## Your instructions
Find the word "LARGO" in the records below. List each line containing it.

* BEGIN Data excerpts *

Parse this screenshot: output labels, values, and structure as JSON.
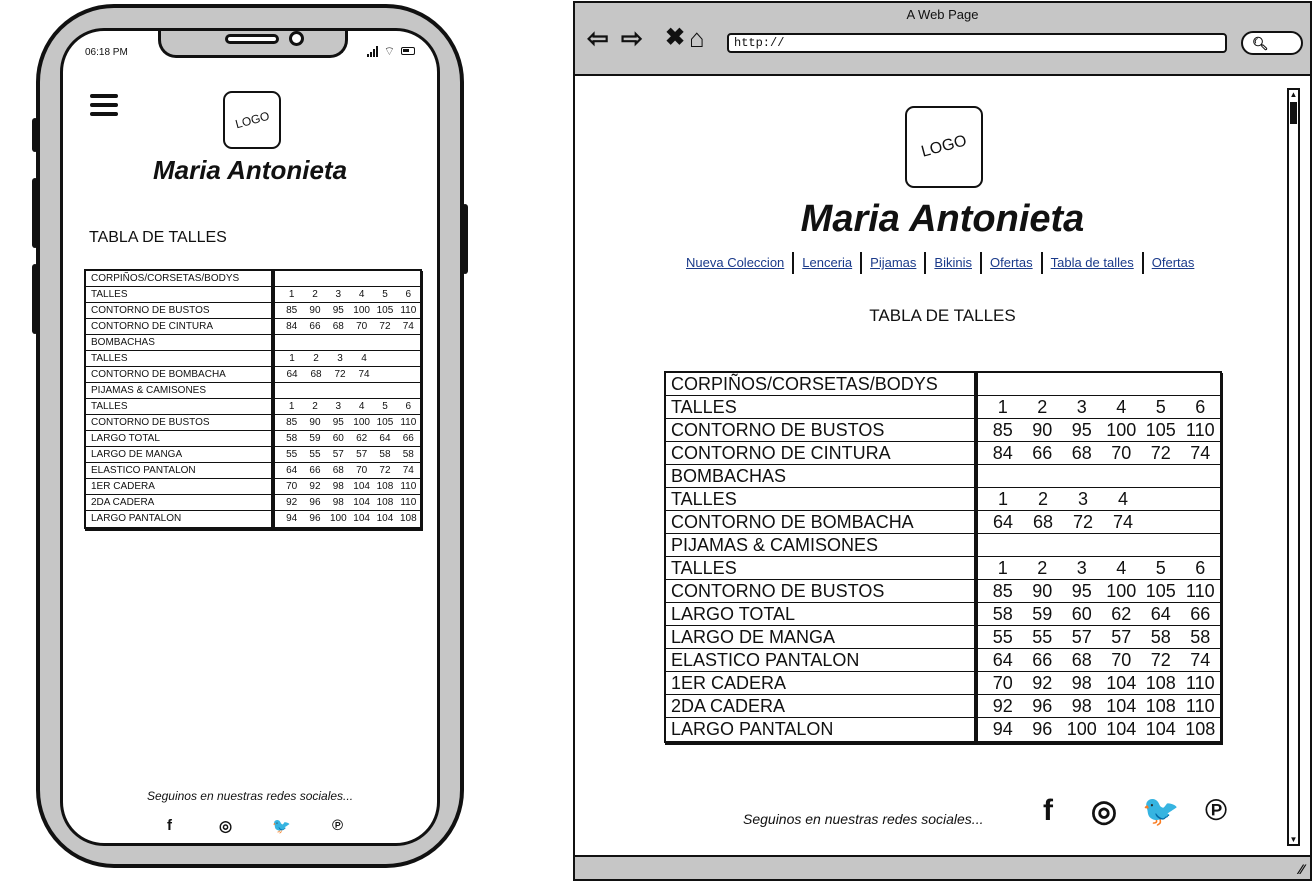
{
  "phone": {
    "status_time": "06:18 PM",
    "logo_text": "LOGO",
    "brand_name": "Maria Antonieta",
    "section_title": "TABLA DE TALLES",
    "social_text": "Seguinos en nuestras redes sociales...",
    "social_icons": [
      "facebook-icon",
      "instagram-icon",
      "twitter-icon",
      "pinterest-icon"
    ]
  },
  "browser": {
    "window_title": "A Web Page",
    "url": "http://",
    "logo_text": "LOGO",
    "brand_name": "Maria Antonieta",
    "nav": [
      "Nueva Coleccion",
      "Lenceria",
      "Pijamas",
      "Bikinis",
      "Ofertas",
      "Tabla de talles",
      "Ofertas"
    ],
    "section_title": "TABLA DE TALLES",
    "social_text": "Seguinos en nuestras redes sociales...",
    "social_icons": [
      "facebook-icon",
      "instagram-icon",
      "twitter-icon",
      "pinterest-icon"
    ]
  },
  "size_table": [
    {
      "label": "CORPIÑOS/CORSETAS/BODYS",
      "values": []
    },
    {
      "label": "TALLES",
      "values": [
        "1",
        "2",
        "3",
        "4",
        "5",
        "6"
      ]
    },
    {
      "label": "CONTORNO DE BUSTOS",
      "values": [
        "85",
        "90",
        "95",
        "100",
        "105",
        "110"
      ]
    },
    {
      "label": "CONTORNO DE CINTURA",
      "values": [
        "84",
        "66",
        "68",
        "70",
        "72",
        "74"
      ]
    },
    {
      "label": "BOMBACHAS",
      "values": []
    },
    {
      "label": "TALLES",
      "values": [
        "1",
        "2",
        "3",
        "4"
      ]
    },
    {
      "label": "CONTORNO DE BOMBACHA",
      "values": [
        "64",
        "68",
        "72",
        "74"
      ]
    },
    {
      "label": "PIJAMAS & CAMISONES",
      "values": []
    },
    {
      "label": "TALLES",
      "values": [
        "1",
        "2",
        "3",
        "4",
        "5",
        "6"
      ]
    },
    {
      "label": "CONTORNO DE BUSTOS",
      "values": [
        "85",
        "90",
        "95",
        "100",
        "105",
        "110"
      ]
    },
    {
      "label": "LARGO TOTAL",
      "values": [
        "58",
        "59",
        "60",
        "62",
        "64",
        "66"
      ]
    },
    {
      "label": "LARGO DE MANGA",
      "values": [
        "55",
        "55",
        "57",
        "57",
        "58",
        "58"
      ]
    },
    {
      "label": "ELASTICO PANTALON",
      "values": [
        "64",
        "66",
        "68",
        "70",
        "72",
        "74"
      ]
    },
    {
      "label": "1ER CADERA",
      "values": [
        "70",
        "92",
        "98",
        "104",
        "108",
        "110"
      ]
    },
    {
      "label": "2DA CADERA",
      "values": [
        "92",
        "96",
        "98",
        "104",
        "108",
        "110"
      ]
    },
    {
      "label": "LARGO PANTALON",
      "values": [
        "94",
        "96",
        "100",
        "104",
        "104",
        "108"
      ]
    }
  ],
  "icon_glyphs": {
    "facebook-icon": "f",
    "instagram-icon": "◎",
    "twitter-icon": "🐦",
    "pinterest-icon": "℗"
  }
}
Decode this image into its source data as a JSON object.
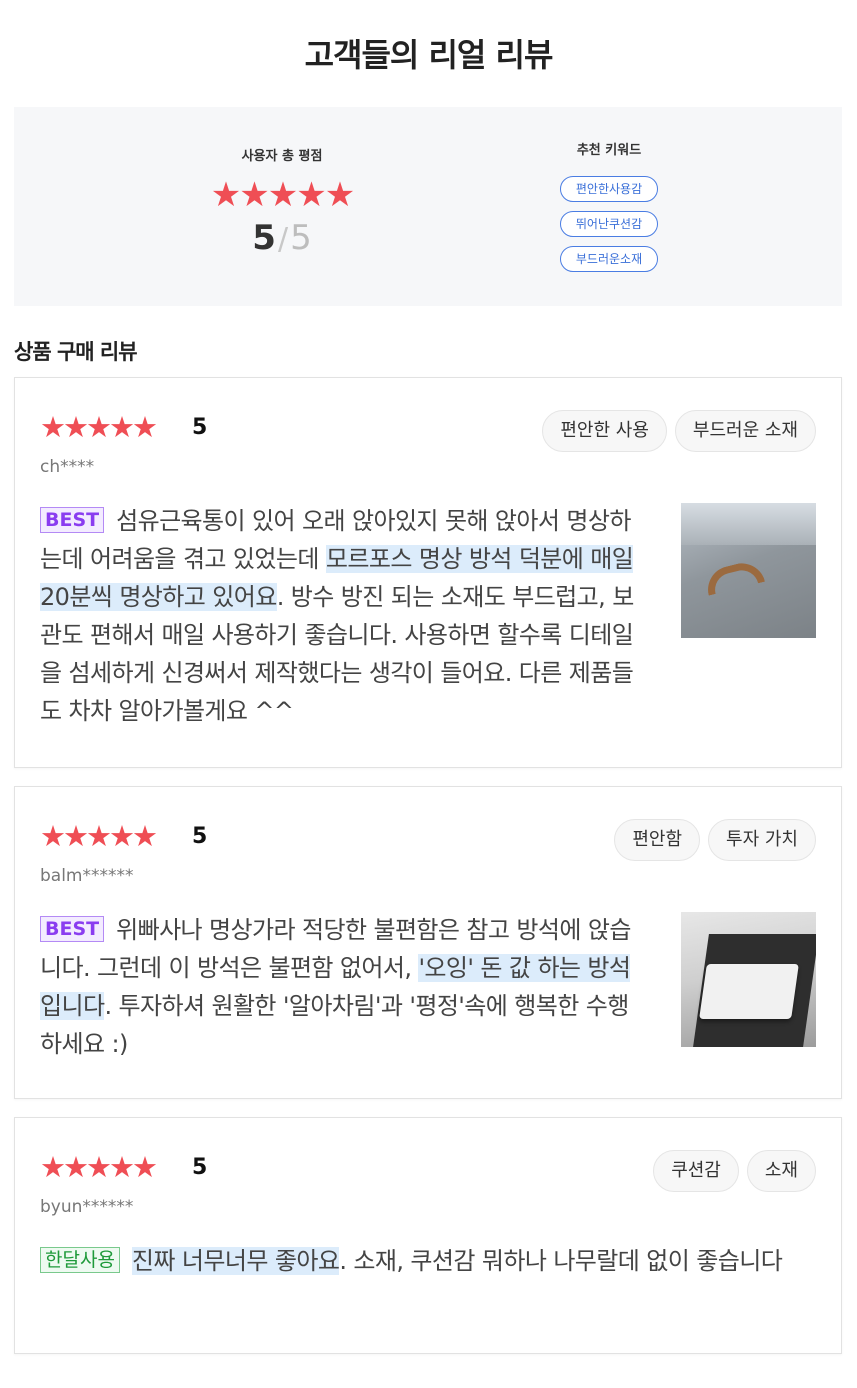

* END Data excerpts *

## Answer for this exercise
      "label": "LARGO TOTAL",
      "label": "LARGO DE MANGA",
      "label": "LARGO PANTALON",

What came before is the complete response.